Wherever a line holds the word "more", copy that line out.

* **SUPPLIED DATA**
- - - - - - -
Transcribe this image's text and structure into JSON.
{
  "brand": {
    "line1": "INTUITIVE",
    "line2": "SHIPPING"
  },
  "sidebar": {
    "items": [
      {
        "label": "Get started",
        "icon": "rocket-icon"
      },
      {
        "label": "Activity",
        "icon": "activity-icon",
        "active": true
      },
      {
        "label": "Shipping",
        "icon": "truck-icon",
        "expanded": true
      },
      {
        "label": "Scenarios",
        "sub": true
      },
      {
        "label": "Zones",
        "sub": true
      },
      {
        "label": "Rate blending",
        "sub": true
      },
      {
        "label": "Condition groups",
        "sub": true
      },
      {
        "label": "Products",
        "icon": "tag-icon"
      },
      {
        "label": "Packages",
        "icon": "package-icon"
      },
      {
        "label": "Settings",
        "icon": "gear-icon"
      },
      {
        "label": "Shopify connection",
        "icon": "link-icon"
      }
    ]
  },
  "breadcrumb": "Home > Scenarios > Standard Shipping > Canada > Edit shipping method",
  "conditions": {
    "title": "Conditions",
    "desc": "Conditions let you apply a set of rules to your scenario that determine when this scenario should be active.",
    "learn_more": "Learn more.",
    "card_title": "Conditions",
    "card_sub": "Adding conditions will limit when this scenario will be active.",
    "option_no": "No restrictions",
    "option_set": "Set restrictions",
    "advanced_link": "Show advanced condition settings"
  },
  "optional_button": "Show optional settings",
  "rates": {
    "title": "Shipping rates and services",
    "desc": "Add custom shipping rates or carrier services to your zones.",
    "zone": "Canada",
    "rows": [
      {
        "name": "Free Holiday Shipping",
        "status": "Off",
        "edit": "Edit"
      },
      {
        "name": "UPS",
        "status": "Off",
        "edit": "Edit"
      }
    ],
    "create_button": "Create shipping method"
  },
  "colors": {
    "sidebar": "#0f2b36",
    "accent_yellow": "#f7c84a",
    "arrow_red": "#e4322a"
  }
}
- - - - - - -
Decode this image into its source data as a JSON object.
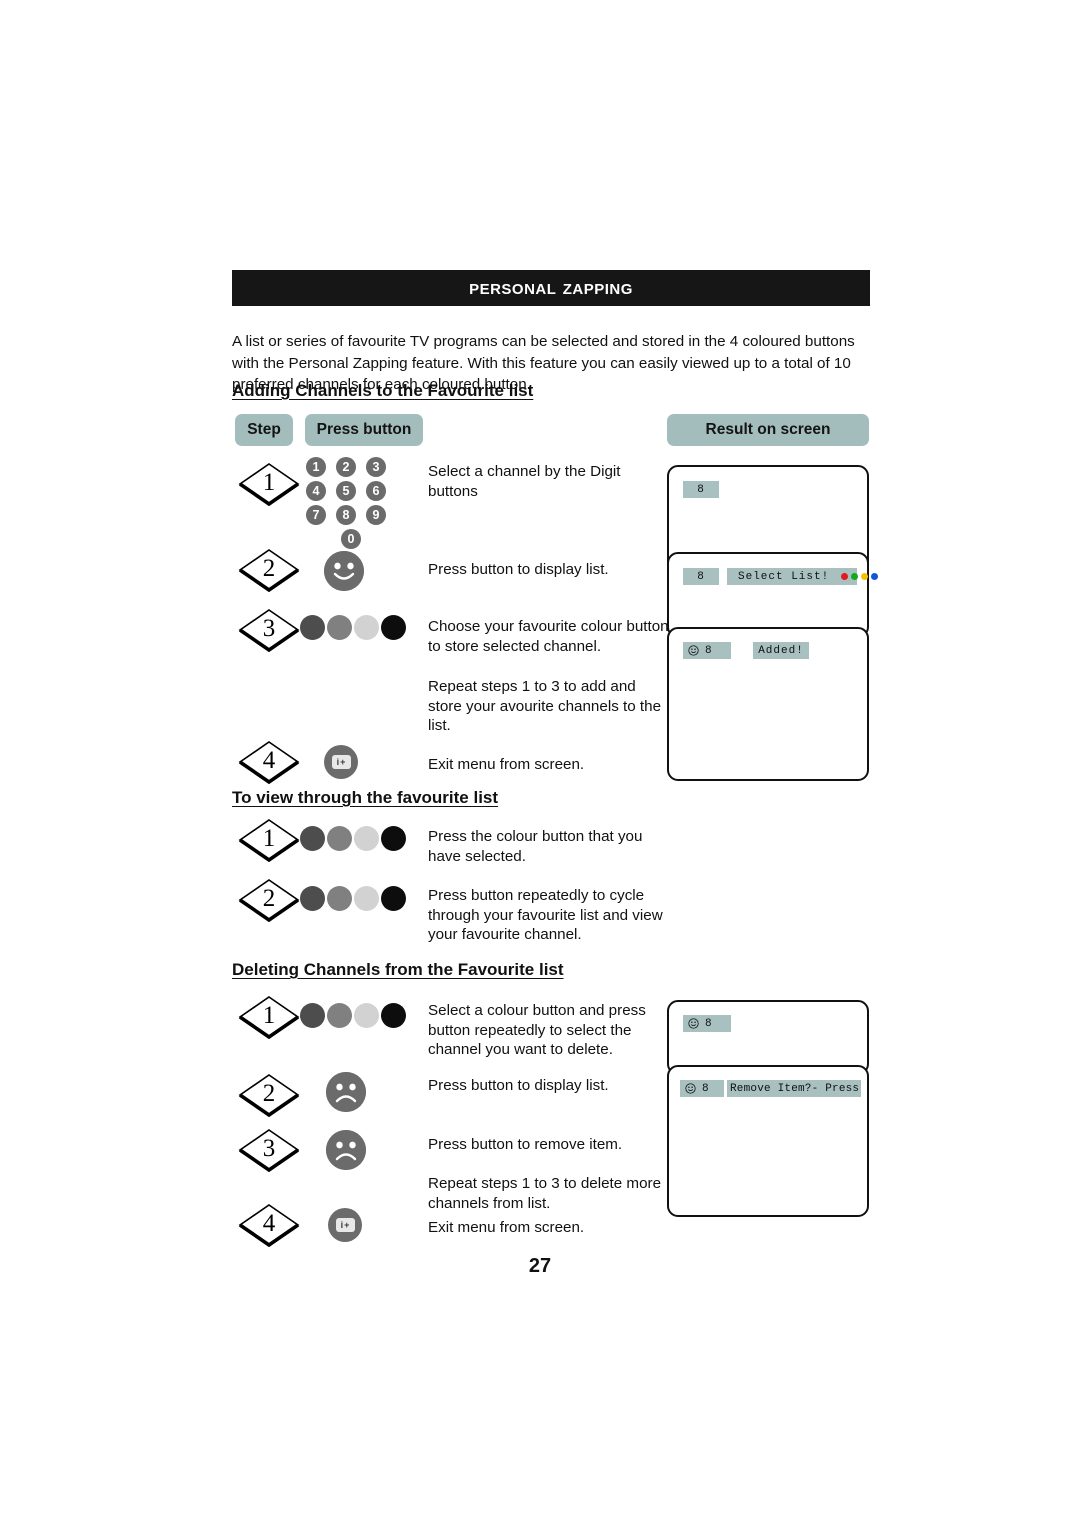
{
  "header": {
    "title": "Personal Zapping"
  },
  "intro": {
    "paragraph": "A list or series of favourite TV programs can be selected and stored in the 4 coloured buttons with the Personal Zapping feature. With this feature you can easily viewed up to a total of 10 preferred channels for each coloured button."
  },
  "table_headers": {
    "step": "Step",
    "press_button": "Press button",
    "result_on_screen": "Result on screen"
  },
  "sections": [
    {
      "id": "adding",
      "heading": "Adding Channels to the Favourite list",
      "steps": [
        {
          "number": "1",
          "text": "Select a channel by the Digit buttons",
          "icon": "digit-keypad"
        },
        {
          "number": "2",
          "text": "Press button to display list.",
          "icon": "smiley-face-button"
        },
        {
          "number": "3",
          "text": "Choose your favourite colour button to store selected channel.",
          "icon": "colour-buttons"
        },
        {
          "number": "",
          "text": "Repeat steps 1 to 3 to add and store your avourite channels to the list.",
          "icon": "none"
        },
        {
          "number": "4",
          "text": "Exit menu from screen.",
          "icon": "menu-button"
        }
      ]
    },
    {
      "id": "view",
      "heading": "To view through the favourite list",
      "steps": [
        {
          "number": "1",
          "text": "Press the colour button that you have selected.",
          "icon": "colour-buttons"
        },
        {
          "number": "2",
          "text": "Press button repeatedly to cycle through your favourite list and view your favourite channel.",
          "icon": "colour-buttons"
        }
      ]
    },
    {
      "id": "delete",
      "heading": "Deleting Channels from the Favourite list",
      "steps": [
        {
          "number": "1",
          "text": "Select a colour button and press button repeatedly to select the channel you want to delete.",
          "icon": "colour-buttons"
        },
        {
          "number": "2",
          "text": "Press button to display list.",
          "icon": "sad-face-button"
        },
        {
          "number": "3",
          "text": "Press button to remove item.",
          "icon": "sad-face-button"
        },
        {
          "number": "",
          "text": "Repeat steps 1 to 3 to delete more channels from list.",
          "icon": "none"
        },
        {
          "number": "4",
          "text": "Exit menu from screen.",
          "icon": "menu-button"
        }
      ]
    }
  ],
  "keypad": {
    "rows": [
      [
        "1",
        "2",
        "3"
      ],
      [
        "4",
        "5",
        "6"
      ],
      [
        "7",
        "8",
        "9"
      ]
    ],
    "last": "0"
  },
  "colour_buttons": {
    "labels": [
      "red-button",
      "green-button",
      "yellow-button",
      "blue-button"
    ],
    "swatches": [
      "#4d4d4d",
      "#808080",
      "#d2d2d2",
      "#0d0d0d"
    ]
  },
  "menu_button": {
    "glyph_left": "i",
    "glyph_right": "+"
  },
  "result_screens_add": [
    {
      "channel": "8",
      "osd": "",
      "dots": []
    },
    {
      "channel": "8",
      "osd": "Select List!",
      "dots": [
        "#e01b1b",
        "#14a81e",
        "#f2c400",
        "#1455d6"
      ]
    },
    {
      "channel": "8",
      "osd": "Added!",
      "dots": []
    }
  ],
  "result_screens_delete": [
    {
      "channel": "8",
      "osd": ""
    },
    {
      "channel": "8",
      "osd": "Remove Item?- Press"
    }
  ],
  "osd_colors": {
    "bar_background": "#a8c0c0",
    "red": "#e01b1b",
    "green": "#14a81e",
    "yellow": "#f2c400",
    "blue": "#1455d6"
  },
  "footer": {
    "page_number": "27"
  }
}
- - - - - - -
* **TASK ANSWER**
    "learn_more": "Learn more.",
          "text": "Repeat steps 1 to 3 to delete more channels from list.",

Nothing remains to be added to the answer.